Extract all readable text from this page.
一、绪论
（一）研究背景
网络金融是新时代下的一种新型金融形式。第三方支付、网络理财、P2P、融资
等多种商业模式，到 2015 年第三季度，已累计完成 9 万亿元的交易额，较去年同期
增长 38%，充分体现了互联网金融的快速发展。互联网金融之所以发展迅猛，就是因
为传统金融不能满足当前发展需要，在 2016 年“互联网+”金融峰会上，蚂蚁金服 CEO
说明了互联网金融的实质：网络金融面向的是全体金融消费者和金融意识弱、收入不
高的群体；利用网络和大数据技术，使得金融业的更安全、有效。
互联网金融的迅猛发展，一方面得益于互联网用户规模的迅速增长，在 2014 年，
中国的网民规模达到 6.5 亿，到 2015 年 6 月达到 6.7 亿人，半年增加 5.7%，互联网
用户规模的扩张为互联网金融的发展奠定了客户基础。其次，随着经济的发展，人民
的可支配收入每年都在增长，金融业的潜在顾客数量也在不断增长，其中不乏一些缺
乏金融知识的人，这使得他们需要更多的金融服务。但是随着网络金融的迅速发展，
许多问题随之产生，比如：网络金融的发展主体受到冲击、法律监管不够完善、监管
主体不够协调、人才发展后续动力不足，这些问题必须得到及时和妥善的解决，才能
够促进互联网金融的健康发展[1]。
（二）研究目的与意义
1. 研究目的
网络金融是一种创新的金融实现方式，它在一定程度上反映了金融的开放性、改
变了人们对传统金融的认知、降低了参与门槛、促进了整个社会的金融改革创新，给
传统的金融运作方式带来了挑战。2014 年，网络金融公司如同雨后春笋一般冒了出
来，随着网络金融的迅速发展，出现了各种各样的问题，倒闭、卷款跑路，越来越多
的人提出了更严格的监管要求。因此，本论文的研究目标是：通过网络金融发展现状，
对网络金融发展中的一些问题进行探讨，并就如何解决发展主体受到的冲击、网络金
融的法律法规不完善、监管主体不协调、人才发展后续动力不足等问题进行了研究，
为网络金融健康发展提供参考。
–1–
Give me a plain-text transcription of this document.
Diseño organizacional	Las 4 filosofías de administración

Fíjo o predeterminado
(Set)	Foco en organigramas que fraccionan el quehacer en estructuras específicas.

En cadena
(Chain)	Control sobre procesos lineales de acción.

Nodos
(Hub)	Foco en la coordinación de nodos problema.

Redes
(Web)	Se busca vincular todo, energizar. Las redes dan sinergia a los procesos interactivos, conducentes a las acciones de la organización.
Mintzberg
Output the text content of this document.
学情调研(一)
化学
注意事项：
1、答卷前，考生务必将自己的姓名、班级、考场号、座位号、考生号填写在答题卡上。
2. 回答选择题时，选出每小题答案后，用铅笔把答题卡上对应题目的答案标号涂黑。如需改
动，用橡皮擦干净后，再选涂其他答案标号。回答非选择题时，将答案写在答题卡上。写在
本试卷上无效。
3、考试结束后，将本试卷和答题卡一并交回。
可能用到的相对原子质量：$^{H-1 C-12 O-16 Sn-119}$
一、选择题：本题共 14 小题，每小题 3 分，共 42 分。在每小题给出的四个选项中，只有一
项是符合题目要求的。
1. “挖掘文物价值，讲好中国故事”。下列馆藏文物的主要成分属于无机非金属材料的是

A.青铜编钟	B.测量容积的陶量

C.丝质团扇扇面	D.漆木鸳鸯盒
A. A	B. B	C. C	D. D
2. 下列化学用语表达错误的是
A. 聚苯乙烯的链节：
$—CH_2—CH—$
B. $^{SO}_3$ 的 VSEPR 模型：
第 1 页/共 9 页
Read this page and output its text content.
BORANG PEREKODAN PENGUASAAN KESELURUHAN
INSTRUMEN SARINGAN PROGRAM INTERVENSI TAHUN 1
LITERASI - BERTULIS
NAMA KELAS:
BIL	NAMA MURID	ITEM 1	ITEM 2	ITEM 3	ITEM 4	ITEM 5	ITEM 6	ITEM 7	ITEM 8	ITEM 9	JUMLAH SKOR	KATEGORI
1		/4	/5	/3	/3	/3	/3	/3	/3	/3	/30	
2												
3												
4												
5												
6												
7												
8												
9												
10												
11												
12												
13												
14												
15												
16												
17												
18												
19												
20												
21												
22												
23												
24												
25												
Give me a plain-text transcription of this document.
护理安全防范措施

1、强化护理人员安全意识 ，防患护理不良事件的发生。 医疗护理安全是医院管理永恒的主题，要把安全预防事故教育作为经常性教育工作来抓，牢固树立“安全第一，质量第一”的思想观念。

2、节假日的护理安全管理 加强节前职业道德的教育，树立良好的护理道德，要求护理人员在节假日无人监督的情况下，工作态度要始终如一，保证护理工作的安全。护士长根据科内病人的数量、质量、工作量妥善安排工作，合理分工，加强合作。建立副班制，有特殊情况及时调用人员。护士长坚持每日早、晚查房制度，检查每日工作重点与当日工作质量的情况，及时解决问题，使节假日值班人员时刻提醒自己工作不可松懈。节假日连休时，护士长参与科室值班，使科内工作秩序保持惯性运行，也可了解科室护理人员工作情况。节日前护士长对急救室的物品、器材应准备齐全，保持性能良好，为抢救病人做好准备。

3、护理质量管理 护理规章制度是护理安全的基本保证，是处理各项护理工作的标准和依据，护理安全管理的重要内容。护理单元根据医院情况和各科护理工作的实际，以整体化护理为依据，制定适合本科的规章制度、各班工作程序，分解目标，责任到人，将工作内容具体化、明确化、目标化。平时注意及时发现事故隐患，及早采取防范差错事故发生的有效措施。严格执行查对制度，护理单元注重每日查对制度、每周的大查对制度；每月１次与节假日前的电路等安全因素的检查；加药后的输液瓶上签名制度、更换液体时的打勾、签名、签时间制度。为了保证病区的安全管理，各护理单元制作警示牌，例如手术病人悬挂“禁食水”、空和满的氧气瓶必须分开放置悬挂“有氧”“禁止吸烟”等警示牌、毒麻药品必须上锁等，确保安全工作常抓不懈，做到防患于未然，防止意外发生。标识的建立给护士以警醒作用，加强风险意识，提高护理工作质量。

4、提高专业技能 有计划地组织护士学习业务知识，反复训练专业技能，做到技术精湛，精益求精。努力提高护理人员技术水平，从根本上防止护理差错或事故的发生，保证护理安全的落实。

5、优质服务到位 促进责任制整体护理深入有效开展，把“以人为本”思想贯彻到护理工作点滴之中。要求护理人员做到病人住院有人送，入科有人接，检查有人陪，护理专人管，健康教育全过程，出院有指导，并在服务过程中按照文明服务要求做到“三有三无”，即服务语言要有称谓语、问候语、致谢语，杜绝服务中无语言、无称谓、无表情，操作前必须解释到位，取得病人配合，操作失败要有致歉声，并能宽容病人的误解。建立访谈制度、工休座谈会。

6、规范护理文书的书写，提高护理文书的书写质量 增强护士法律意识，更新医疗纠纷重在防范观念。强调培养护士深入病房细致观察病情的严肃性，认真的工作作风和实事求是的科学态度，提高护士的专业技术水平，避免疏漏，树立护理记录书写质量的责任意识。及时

◆ **INSTRUCTIONS TO FOLLOW**
Scan the lines for the string "text". Copy out each line that matches.

◆ **RESPONSE FOR THIS EXERCISE**
Extract all readable text from this page.
Give me a plain-text transcription of this document.
Output the text content of this document.
Read this page and output its text content.
Give me a plain-text transcription of this document.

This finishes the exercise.